__Request__: Write out all of the records precisely. Skip anything that is a picture.

[A run of records]
· · · · · · ·
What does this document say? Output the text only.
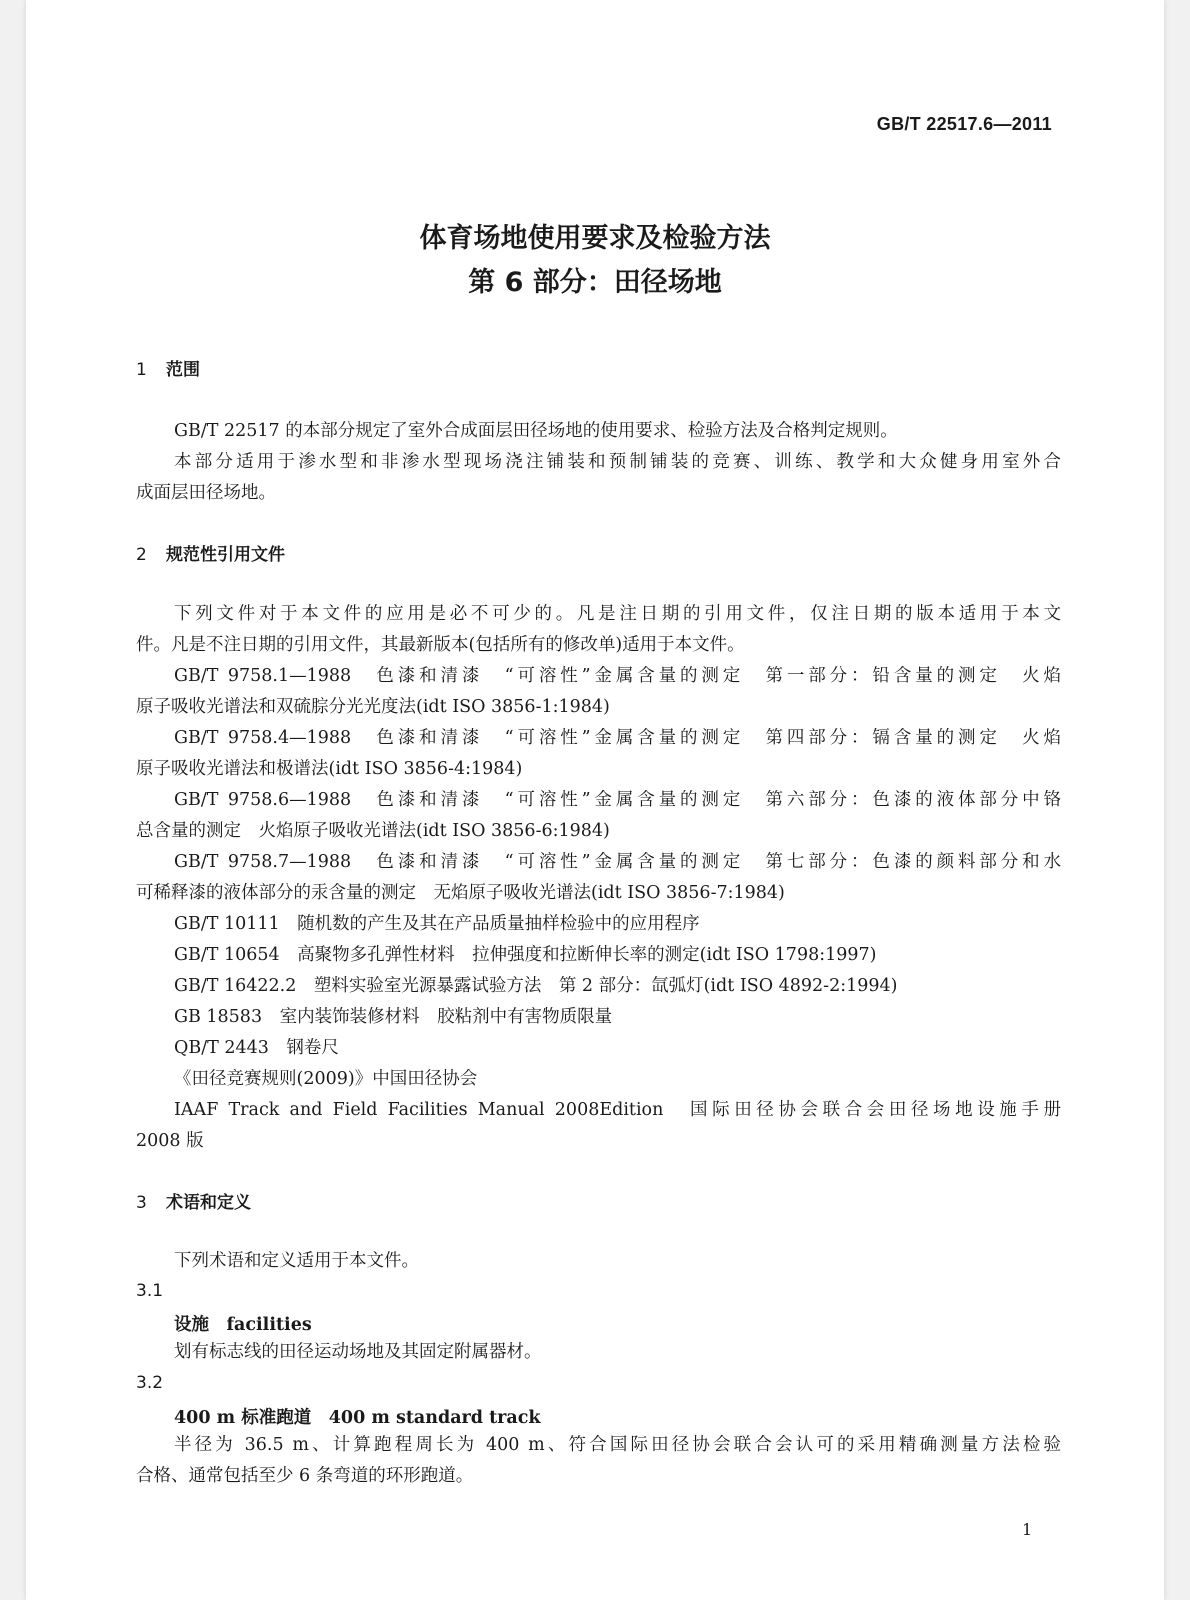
GB/T 22517.6—2011
体育场地使用要求及检验方法
第 6 部分：田径场地
1 范围
GB/T 22517 的本部分规定了室外合成面层田径场地的使用要求、检验方法及合格判定规则。
本部分适用于渗水型和非渗水型现场浇注铺装和预制铺装的竞赛、训练、教学和大众健身用室外合
成面层田径场地。
2 规范性引用文件
下列文件对于本文件的应用是必不可少的。凡是注日期的引用文件，仅注日期的版本适用于本文
件。凡是不注日期的引用文件，其最新版本(包括所有的修改单)适用于本文件。
GB/T 9758.1—1988　色漆和清漆　“可溶性”金属含量的测定　第一部分：铅含量的测定　火焰
原子吸收光谱法和双硫腙分光光度法(idt ISO 3856-1:1984)
GB/T 9758.4—1988　色漆和清漆　“可溶性”金属含量的测定　第四部分：镉含量的测定　火焰
原子吸收光谱法和极谱法(idt ISO 3856-4:1984)
GB/T 9758.6—1988　色漆和清漆　“可溶性”金属含量的测定　第六部分：色漆的液体部分中铬
总含量的测定　火焰原子吸收光谱法(idt ISO 3856-6:1984)
GB/T 9758.7—1988　色漆和清漆　“可溶性”金属含量的测定　第七部分：色漆的颜料部分和水
可稀释漆的液体部分的汞含量的测定　无焰原子吸收光谱法(idt ISO 3856-7:1984)
GB/T 10111　随机数的产生及其在产品质量抽样检验中的应用程序
GB/T 10654　高聚物多孔弹性材料　拉伸强度和拉断伸长率的测定(idt ISO 1798:1997)
GB/T 16422.2　塑料实验室光源暴露试验方法　第 2 部分：氙弧灯(idt ISO 4892-2:1994)
GB 18583　室内装饰装修材料　胶粘剂中有害物质限量
QB/T 2443　钢卷尺
《田径竞赛规则(2009)》中国田径协会
IAAF Track and Field Facilities Manual 2008Edition　国际田径协会联合会田径场地设施手册
2008 版
3 术语和定义
下列术语和定义适用于本文件。
3.1
设施　facilities
划有标志线的田径运动场地及其固定附属器材。
3.2
400 m 标准跑道　400 m standard track
半径为 36.5 m、计算跑程周长为 400 m、符合国际田径协会联合会认可的采用精确测量方法检验
合格、通常包括至少 6 条弯道的环形跑道。
1
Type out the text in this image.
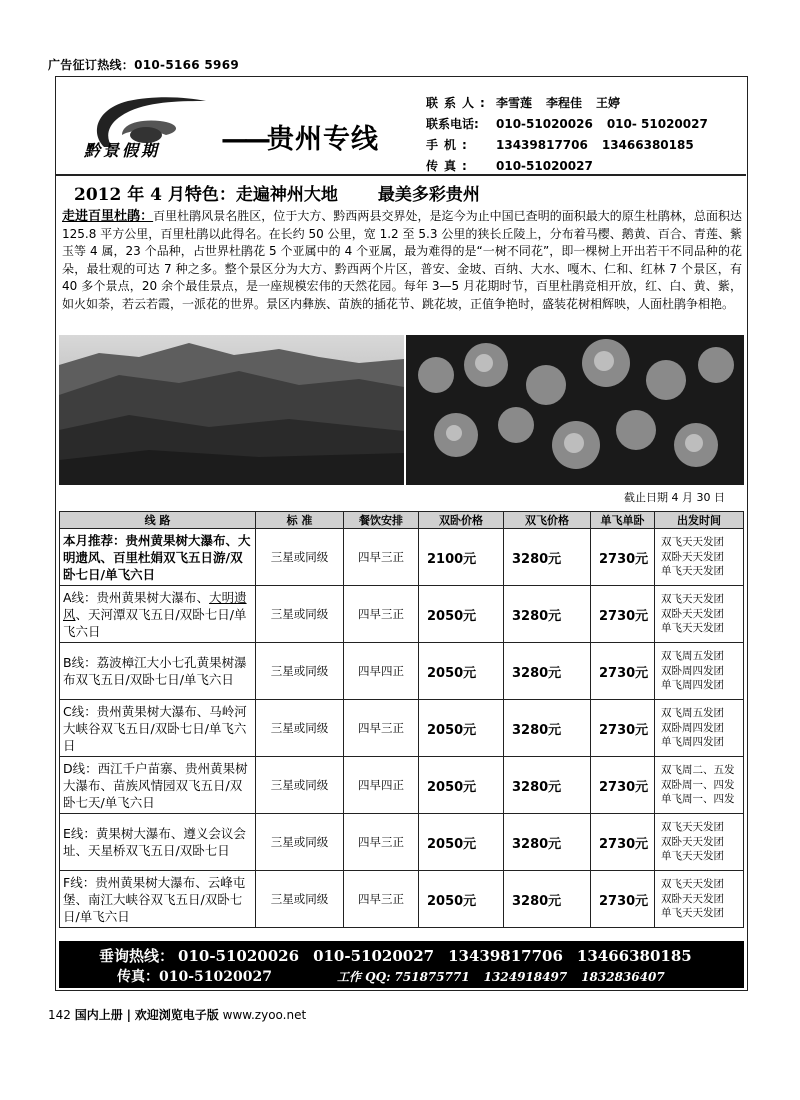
广告征订热线：010-5166 5969
黔景假期 ——贵州专线
联系人: 李雪莲 李程佳 王婷
联系电话:	010-51020026 010- 51020027
手机:	13439817706 13466380185
传真:	010-51020027
2012 年 4 月特色：走遍神州大地 最美多彩贵州
走进百里杜鹃：百里杜鹃风景名胜区，位于大方、黔西两县交界处，是迄今为止中国已查明的面积最大的原生杜鹃林，总面积达 125.8 平方公里，百里杜鹃以此得名。在长约 50 公里，宽 1.2 至 5.3 公里的狭长丘陵上，分布着马樱、鹅黄、百合、青莲、紫玉等 4 属，23 个品种，占世界杜鹃花 5 个亚属中的 4 个亚属，最为难得的是“一树不同花”，即一棵树上开出若干不同品种的花朵，最壮观的可达 7 种之多。整个景区分为大方、黔西两个片区，普安、金坡、百纳、大水、嘎木、仁和、红林 7 个景区，有 40 多个景点，20 余个最佳景点，是一座规模宏伟的天然花园。每年 3—5 月花期时节，百里杜鹃竞相开放，红、白、黄、紫，如火如荼，若云若霞，一派花的世界。景区内彝族、苗族的插花节、跳花坡，正值争艳时，盛装花树相辉映，人面杜鹃争相艳。
截止日期 4 月 30 日
线 路	标 准	餐饮安排	双卧价格	双飞价格	单飞单卧	出发时间
本月推荐：贵州黄果树大瀑布、大明遗风、百里杜娟双飞五日游/双卧七日/单飞六日	三星或同级	四早三正	2100元	3280元	2730元	双飞天天发团
双卧天天发团
单飞天天发团

A线：贵州黄果树大瀑布、大明遗风、天河潭双飞五日/双卧七日/单飞六日	三星或同级	四早三正	2050元	3280元	2730元	双飞天天发团
双卧天天发团
单飞天天发团

B线：荔波樟江大小七孔黄果树瀑布双飞五日/双卧七日/单飞六日	三星或同级	四早四正	2050元	3280元	2730元	双飞周五发团
双卧周四发团
单飞周四发团

C线：贵州黄果树大瀑布、马岭河大峡谷双飞五日/双卧七日/单飞六日	三星或同级	四早三正	2050元	3280元	2730元	双飞周五发团
双卧周四发团
单飞周四发团

D线：西江千户苗寨、贵州黄果树大瀑布、苗族风情园双飞五日/双卧七天/单飞六日	三星或同级	四早四正	2050元	3280元	2730元	双飞周二、五发
双卧周一、四发
单飞周一、四发

E线：黄果树大瀑布、遵义会议会址、天星桥双飞五日/双卧七日	三星或同级	四早三正	2050元	3280元	2730元	双飞天天发团
双卧天天发团
单飞天天发团

F线：贵州黄果树大瀑布、云峰屯堡、南江大峡谷双飞五日/双卧七日/单飞六日	三星或同级	四早三正	2050元	3280元	2730元	双飞天天发团
双卧天天发团
单飞天天发团
垂询热线： 010-51020026 010-51020027 13439817706 13466380185
传真：010-51020027	工作 QQ: 751875771 1324918497 1832836407
142 国内上册 | 欢迎浏览电子版 www.zyoo.net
· · · · · · ·
__Written reply__:
What does this document say? Output the text only.
GB/T 22517.6—2011
体育场地使用要求及检验方法
第 6 部分：田径场地
1 范围
GB/T 22517 的本部分规定了室外合成面层田径场地的使用要求、检验方法及合格判定规则。
本部分适用于渗水型和非渗水型现场浇注铺装和预制铺装的竞赛、训练、教学和大众健身用室外合
成面层田径场地。
2 规范性引用文件
下列文件对于本文件的应用是必不可少的。凡是注日期的引用文件，仅注日期的版本适用于本文
件。凡是不注日期的引用文件，其最新版本(包括所有的修改单)适用于本文件。
GB/T 9758.1—1988　色漆和清漆　“可溶性”金属含量的测定　第一部分：铅含量的测定　火焰
原子吸收光谱法和双硫腙分光光度法(idt ISO 3856-1:1984)
GB/T 9758.4—1988　色漆和清漆　“可溶性”金属含量的测定　第四部分：镉含量的测定　火焰
原子吸收光谱法和极谱法(idt ISO 3856-4:1984)
GB/T 9758.6—1988　色漆和清漆　“可溶性”金属含量的测定　第六部分：色漆的液体部分中铬
总含量的测定　火焰原子吸收光谱法(idt ISO 3856-6:1984)
GB/T 9758.7—1988　色漆和清漆　“可溶性”金属含量的测定　第七部分：色漆的颜料部分和水
可稀释漆的液体部分的汞含量的测定　无焰原子吸收光谱法(idt ISO 3856-7:1984)
GB/T 10111　随机数的产生及其在产品质量抽样检验中的应用程序
GB/T 10654　高聚物多孔弹性材料　拉伸强度和拉断伸长率的测定(idt ISO 1798:1997)
GB/T 16422.2　塑料实验室光源暴露试验方法　第 2 部分：氙弧灯(idt ISO 4892-2:1994)
GB 18583　室内装饰装修材料　胶粘剂中有害物质限量
QB/T 2443　钢卷尺
《田径竞赛规则(2009)》中国田径协会
IAAF Track and Field Facilities Manual 2008Edition　国际田径协会联合会田径场地设施手册
2008 版
3 术语和定义
下列术语和定义适用于本文件。
3.1
设施　facilities
划有标志线的田径运动场地及其固定附属器材。
3.2
400 m 标准跑道　400 m standard track
半径为 36.5 m、计算跑程周长为 400 m、符合国际田径协会联合会认可的采用精确测量方法检验
合格、通常包括至少 6 条弯道的环形跑道。
1
Type out the text in this image.
广告征订热线：010-5166 5969
黔景假期 ——贵州专线
联系人: 李雪莲 李程佳 王婷
联系电话:	010-51020026 010- 51020027
手机:	13439817706 13466380185
传真:	010-51020027
2012 年 4 月特色：走遍神州大地 最美多彩贵州
走进百里杜鹃：百里杜鹃风景名胜区，位于大方、黔西两县交界处，是迄今为止中国已查明的面积最大的原生杜鹃林，总面积达 125.8 平方公里，百里杜鹃以此得名。在长约 50 公里，宽 1.2 至 5.3 公里的狭长丘陵上，分布着马樱、鹅黄、百合、青莲、紫玉等 4 属，23 个品种，占世界杜鹃花 5 个亚属中的 4 个亚属，最为难得的是“一树不同花”，即一棵树上开出若干不同品种的花朵，最壮观的可达 7 种之多。整个景区分为大方、黔西两个片区，普安、金坡、百纳、大水、嘎木、仁和、红林 7 个景区，有 40 多个景点，20 余个最佳景点，是一座规模宏伟的天然花园。每年 3—5 月花期时节，百里杜鹃竞相开放，红、白、黄、紫，如火如荼，若云若霞，一派花的世界。景区内彝族、苗族的插花节、跳花坡，正值争艳时，盛装花树相辉映，人面杜鹃争相艳。
截止日期 4 月 30 日
线 路	标 准	餐饮安排	双卧价格	双飞价格	单飞单卧	出发时间
本月推荐：贵州黄果树大瀑布、大明遗风、百里杜娟双飞五日游/双卧七日/单飞六日	三星或同级	四早三正	2100元	3280元	2730元	双飞天天发团
双卧天天发团
单飞天天发团

A线：贵州黄果树大瀑布、大明遗风、天河潭双飞五日/双卧七日/单飞六日	三星或同级	四早三正	2050元	3280元	2730元	双飞天天发团
双卧天天发团
单飞天天发团

B线：荔波樟江大小七孔黄果树瀑布双飞五日/双卧七日/单飞六日	三星或同级	四早四正	2050元	3280元	2730元	双飞周五发团
双卧周四发团
单飞周四发团

C线：贵州黄果树大瀑布、马岭河大峡谷双飞五日/双卧七日/单飞六日	三星或同级	四早三正	2050元	3280元	2730元	双飞周五发团
双卧周四发团
单飞周四发团

D线：西江千户苗寨、贵州黄果树大瀑布、苗族风情园双飞五日/双卧七天/单飞六日	三星或同级	四早四正	2050元	3280元	2730元	双飞周二、五发
双卧周一、四发
单飞周一、四发

E线：黄果树大瀑布、遵义会议会址、天星桥双飞五日/双卧七日	三星或同级	四早三正	2050元	3280元	2730元	双飞天天发团
双卧天天发团
单飞天天发团

F线：贵州黄果树大瀑布、云峰屯堡、南江大峡谷双飞五日/双卧七日/单飞六日	三星或同级	四早三正	2050元	3280元	2730元	双飞天天发团
双卧天天发团
单飞天天发团
垂询热线： 010-51020026 010-51020027 13439817706 13466380185
传真：010-51020027	工作 QQ: 751875771 1324918497 1832836407
142 国内上册 | 欢迎浏览电子版 www.zyoo.net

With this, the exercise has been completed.